— start of Data section —
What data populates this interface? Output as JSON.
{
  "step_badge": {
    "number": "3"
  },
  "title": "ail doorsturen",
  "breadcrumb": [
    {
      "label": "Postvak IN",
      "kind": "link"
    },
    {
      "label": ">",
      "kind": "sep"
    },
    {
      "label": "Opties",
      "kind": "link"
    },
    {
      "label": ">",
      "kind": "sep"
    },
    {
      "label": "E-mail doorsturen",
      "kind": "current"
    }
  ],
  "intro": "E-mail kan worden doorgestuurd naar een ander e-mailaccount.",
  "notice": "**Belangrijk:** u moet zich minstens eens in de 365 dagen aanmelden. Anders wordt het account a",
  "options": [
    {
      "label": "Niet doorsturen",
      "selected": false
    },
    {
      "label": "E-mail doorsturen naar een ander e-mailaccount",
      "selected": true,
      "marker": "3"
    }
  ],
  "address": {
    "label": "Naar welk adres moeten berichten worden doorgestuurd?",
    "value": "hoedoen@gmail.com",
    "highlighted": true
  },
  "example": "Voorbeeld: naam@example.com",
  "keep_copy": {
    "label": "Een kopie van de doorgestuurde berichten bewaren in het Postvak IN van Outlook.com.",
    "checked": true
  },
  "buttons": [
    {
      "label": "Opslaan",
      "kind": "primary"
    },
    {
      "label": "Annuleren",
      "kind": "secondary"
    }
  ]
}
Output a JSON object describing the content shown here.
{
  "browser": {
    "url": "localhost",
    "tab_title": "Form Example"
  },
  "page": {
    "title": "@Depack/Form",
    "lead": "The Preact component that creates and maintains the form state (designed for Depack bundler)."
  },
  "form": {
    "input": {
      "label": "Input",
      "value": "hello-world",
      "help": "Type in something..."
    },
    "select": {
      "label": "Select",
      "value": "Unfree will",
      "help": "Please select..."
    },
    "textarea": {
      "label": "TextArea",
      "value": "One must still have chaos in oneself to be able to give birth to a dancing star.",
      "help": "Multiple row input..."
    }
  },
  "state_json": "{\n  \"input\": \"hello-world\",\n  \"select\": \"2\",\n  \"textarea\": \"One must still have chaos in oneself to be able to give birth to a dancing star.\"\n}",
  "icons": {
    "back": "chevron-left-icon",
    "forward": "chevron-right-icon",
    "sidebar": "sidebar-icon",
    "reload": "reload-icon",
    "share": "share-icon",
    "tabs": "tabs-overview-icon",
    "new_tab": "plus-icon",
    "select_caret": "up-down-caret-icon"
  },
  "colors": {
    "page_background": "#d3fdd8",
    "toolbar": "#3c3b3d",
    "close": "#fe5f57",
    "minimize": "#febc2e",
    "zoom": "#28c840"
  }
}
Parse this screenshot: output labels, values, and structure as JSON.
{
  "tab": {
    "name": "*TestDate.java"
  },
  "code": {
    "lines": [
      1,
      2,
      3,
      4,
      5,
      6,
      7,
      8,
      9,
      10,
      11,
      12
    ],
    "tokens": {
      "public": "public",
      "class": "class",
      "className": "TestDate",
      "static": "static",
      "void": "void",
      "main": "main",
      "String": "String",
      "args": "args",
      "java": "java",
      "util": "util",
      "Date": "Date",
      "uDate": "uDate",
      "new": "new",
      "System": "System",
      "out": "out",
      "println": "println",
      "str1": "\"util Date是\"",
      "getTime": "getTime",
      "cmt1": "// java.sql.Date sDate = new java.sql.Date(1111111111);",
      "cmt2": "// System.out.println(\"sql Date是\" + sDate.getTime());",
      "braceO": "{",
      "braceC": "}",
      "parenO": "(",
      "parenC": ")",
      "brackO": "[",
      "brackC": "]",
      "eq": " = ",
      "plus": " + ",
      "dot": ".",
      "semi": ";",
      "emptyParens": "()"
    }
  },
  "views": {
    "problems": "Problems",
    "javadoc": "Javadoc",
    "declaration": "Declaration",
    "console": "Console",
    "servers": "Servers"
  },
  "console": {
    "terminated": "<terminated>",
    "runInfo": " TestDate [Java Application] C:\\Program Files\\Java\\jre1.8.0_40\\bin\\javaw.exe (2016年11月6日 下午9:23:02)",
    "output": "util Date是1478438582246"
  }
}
— end of Data section —
__Written instruction__:
Lines in the records that hold the word "hello" are to be counted; give only the total.

__Solution__:
2